## [What this task involves]
Take every line from the listing below that includes "Connectivity" and copy it.

Stored entries:
☆ ☆ ☆ ☆ ☆

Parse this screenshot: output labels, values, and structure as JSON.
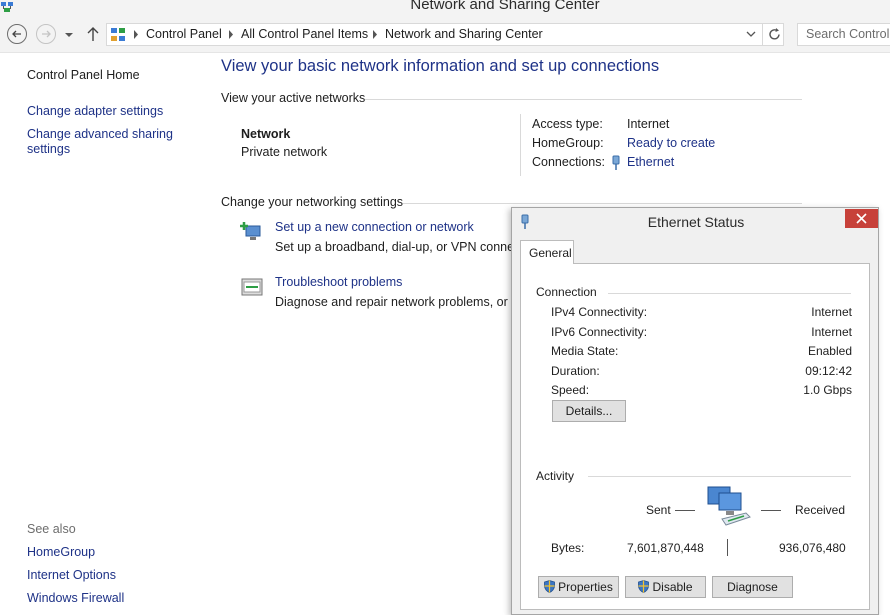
{
  "window": {
    "title": "Network and Sharing Center"
  },
  "address_bar": {
    "breadcrumbs": [
      "Control Panel",
      "All Control Panel Items",
      "Network and Sharing Center"
    ],
    "search_placeholder": "Search Control Panel"
  },
  "left_pane": {
    "home": "Control Panel Home",
    "links": [
      "Change adapter settings",
      "Change advanced sharing settings"
    ],
    "see_also_label": "See also",
    "see_also": [
      "HomeGroup",
      "Internet Options",
      "Windows Firewall"
    ]
  },
  "main": {
    "heading": "View your basic network information and set up connections",
    "active_networks_label": "View your active networks",
    "network": {
      "name": "Network",
      "type": "Private network",
      "access_type_label": "Access type:",
      "access_type": "Internet",
      "homegroup_label": "HomeGroup:",
      "homegroup": "Ready to create",
      "connections_label": "Connections:",
      "connection": "Ethernet"
    },
    "change_settings_label": "Change your networking settings",
    "options": [
      {
        "title": "Set up a new connection or network",
        "description": "Set up a broadband, dial-up, or VPN connection; or set up a router or access point."
      },
      {
        "title": "Troubleshoot problems",
        "description": "Diagnose and repair network problems, or get troubleshooting information."
      }
    ]
  },
  "dialog": {
    "title": "Ethernet Status",
    "tab": "General",
    "connection_group": "Connection",
    "rows": [
      {
        "label": "IPv4 Connectivity:",
        "value": "Internet"
      },
      {
        "label": "IPv6 Connectivity:",
        "value": "Internet"
      },
      {
        "label": "Media State:",
        "value": "Enabled"
      },
      {
        "label": "Duration:",
        "value": "09:12:42"
      },
      {
        "label": "Speed:",
        "value": "1.0 Gbps"
      }
    ],
    "details_button": "Details...",
    "activity_group": "Activity",
    "sent_label": "Sent",
    "received_label": "Received",
    "bytes_label": "Bytes:",
    "bytes_sent": "7,601,870,448",
    "bytes_received": "936,076,480",
    "buttons": {
      "properties": "Properties",
      "disable": "Disable",
      "diagnose": "Diagnose"
    }
  },
  "colors": {
    "link": "#1e3287",
    "close": "#c7413a",
    "chrome": "#f3f3f3"
  }
}
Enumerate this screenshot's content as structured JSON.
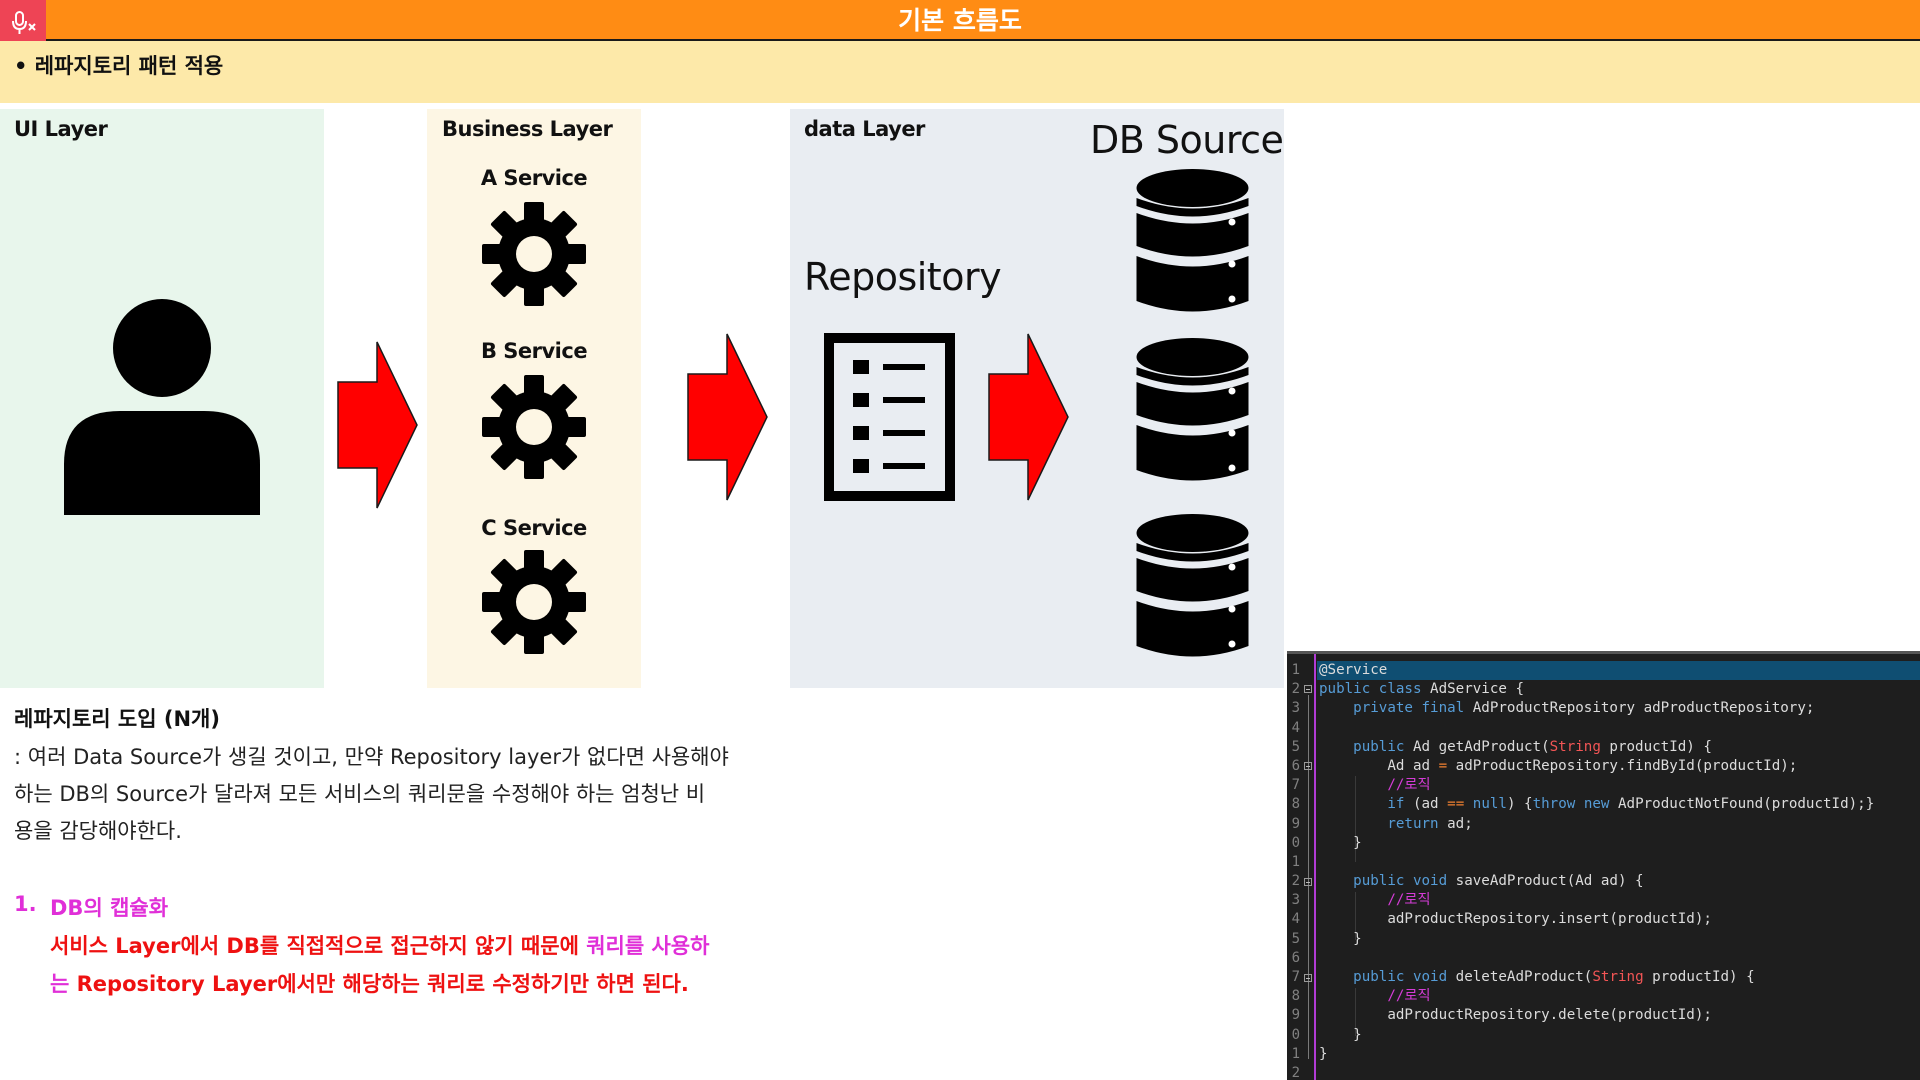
{
  "header": {
    "title": "기본 흐름도",
    "subtitle": "•  레파지토리 패턴 적용"
  },
  "icons": {
    "mic": "mic-off-icon",
    "user": "user-icon",
    "gear": "gear-icon",
    "arrow": "arrow-right-icon",
    "repository": "list-document-icon",
    "database": "database-icon"
  },
  "colors": {
    "title_bar": "#ff8c14",
    "subtitle_bar": "#fde9a9",
    "ui_panel": "#e8f6ec",
    "business_panel": "#fdf6e4",
    "data_panel": "#e9edf2",
    "arrow": "#ff0000",
    "emphasis_magenta": "#e02fd8",
    "emphasis_red": "#ee1111"
  },
  "diagram": {
    "ui_layer": {
      "label": "UI Layer"
    },
    "business_layer": {
      "label": "Business Layer",
      "services": [
        "A Service",
        "B Service",
        "C Service"
      ]
    },
    "data_layer": {
      "label": "data Layer",
      "repository_label": "Repository",
      "db_source_label": "DB Source"
    }
  },
  "description": {
    "title": "레파지토리 도입 (N개)",
    "lines": [
      ": 여러 Data Source가 생길 것이고, 만약 Repository layer가 없다면 사용해야",
      "하는 DB의 Source가 달라져 모든 서비스의 쿼리문을 수정해야 하는 엄청난 비",
      "용을 감당해야한다."
    ],
    "point": {
      "number": "1.",
      "title": "DB의 캡슐화",
      "line1_red": "서비스 Layer에서 DB를 직접적으로 접근하지 않기 때문에 ",
      "line1_magenta": "쿼리를 사용하",
      "line2_magenta": "는 ",
      "line2_red": "Repository Layer에서만 해당하는 쿼리로 수정하기만 하면 된다."
    }
  },
  "code": {
    "line_numbers": [
      "1",
      "2",
      "3",
      "4",
      "5",
      "6",
      "7",
      "8",
      "9",
      "0",
      "1",
      "2",
      "3",
      "4",
      "5",
      "6",
      "7",
      "8",
      "9",
      "0",
      "1",
      "2"
    ],
    "annotation": "@Service",
    "class_decl": {
      "kw": "public class",
      "name": " AdService {"
    },
    "field": {
      "kw": "private final",
      "rest": " AdProductRepository adProductRepository;"
    },
    "get_method": {
      "kw": "public",
      "rest1": " Ad getAdProduct(",
      "type": "String",
      "rest2": " productId) {"
    },
    "get_body1": {
      "a": "Ad ad ",
      "op": "=",
      "b": " adProductRepository.findById(productId);"
    },
    "comment": "//로직",
    "if_line": {
      "kw": "if",
      "a": " (ad ",
      "op": "==",
      "b": " ",
      "kw2": "null",
      "c": ") {",
      "kw3": "throw new",
      "d": " AdProductNotFound(productId);}"
    },
    "return_line": {
      "kw": "return",
      "rest": " ad;"
    },
    "close_brace": "}",
    "save_method": {
      "kw": "public void",
      "rest": " saveAdProduct(Ad ad) {"
    },
    "save_body": "adProductRepository.insert(productId);",
    "delete_method": {
      "kw": "public void",
      "rest1": " deleteAdProduct(",
      "type": "String",
      "rest2": " productId) {"
    },
    "delete_body": "adProductRepository.delete(productId);"
  }
}
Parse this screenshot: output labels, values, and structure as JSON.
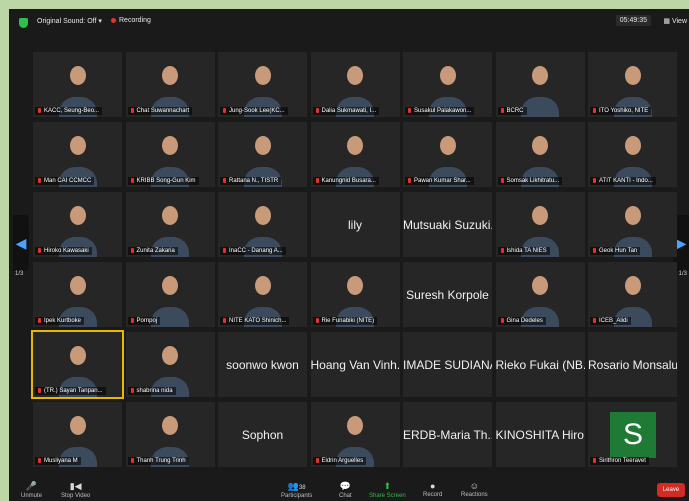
{
  "topbar": {
    "sound_label": "Original Sound: Off",
    "sound_caret": "▾",
    "recording_label": "Recording",
    "time": "05:49:35",
    "view_label": "View"
  },
  "nav": {
    "page_left": "1/3",
    "page_right": "1/3",
    "left_arrow": "◀",
    "right_arrow": "▶"
  },
  "participants": [
    {
      "label": "KACC, Seung-Beo...",
      "name": ""
    },
    {
      "label": "Chat Suwannachart",
      "name": ""
    },
    {
      "label": "Jung-Sook Lee(KC...",
      "name": ""
    },
    {
      "label": "Dalia Sukmawati, I...",
      "name": ""
    },
    {
      "label": "Susakul Palakawon...",
      "name": ""
    },
    {
      "label": "BCRC",
      "name": ""
    },
    {
      "label": "ITO Yoshiko, NITE",
      "name": ""
    },
    {
      "label": "Man CAI CCMCC",
      "name": ""
    },
    {
      "label": "KRIBB Song-Gun Kim",
      "name": ""
    },
    {
      "label": "Rattana N., TISTR",
      "name": ""
    },
    {
      "label": "Kanungnid Busara...",
      "name": ""
    },
    {
      "label": "Pawan Kumar Shar...",
      "name": ""
    },
    {
      "label": "Somsak Likhitratu...",
      "name": ""
    },
    {
      "label": "ATIT KANTI - Indo...",
      "name": ""
    },
    {
      "label": "Hiroko Kawasaki",
      "name": ""
    },
    {
      "label": "Zunita Zakaria",
      "name": ""
    },
    {
      "label": "InaCC - Danang A...",
      "name": ""
    },
    {
      "label": "",
      "name": "lily"
    },
    {
      "label": "",
      "name": "Mutsuaki Suzuki..."
    },
    {
      "label": "Ishida TA NIES",
      "name": ""
    },
    {
      "label": "Geok Hun Tan",
      "name": ""
    },
    {
      "label": "Ipek Kurtboke",
      "name": ""
    },
    {
      "label": "Pornpoj",
      "name": ""
    },
    {
      "label": "NITE KATO Shinich...",
      "name": ""
    },
    {
      "label": "Rie Funabiki (NITE)",
      "name": ""
    },
    {
      "label": "",
      "name": "Suresh Korpole"
    },
    {
      "label": "Gina Dedeles",
      "name": ""
    },
    {
      "label": "ICEB_Alidi",
      "name": ""
    },
    {
      "label": "(TR.) Sayan Tanpan...",
      "name": ""
    },
    {
      "label": "shabrina nida",
      "name": ""
    },
    {
      "label": "",
      "name": "soonwo kwon"
    },
    {
      "label": "",
      "name": "Hoang Van Vinh..."
    },
    {
      "label": "",
      "name": "IMADE SUDIANA"
    },
    {
      "label": "",
      "name": "Rieko Fukai (NB..."
    },
    {
      "label": "",
      "name": "Rosario Monsalud"
    },
    {
      "label": "Musliyana M",
      "name": ""
    },
    {
      "label": "Thanh Trung Trinh",
      "name": ""
    },
    {
      "label": "",
      "name": "Sophon"
    },
    {
      "label": "Eldrin Arguelles",
      "name": ""
    },
    {
      "label": "",
      "name": "ERDB-Maria Th..."
    },
    {
      "label": "",
      "name": "KINOSHITA Hiro..."
    },
    {
      "label": "Sirithron Teeravet",
      "name": "S"
    }
  ],
  "toolbar": {
    "unmute": "Unmute",
    "stop_video": "Stop Video",
    "participants": "Participants",
    "participants_count": "38",
    "chat": "Chat",
    "share_screen": "Share Screen",
    "record": "Record",
    "reactions": "Reactions",
    "end": "Leave"
  }
}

☆ ☆ ☆ ☆ ☆

## [The completed task]
        "label": "IPv4 Connectivity:",
        "label": "IPv6 Connectivity:",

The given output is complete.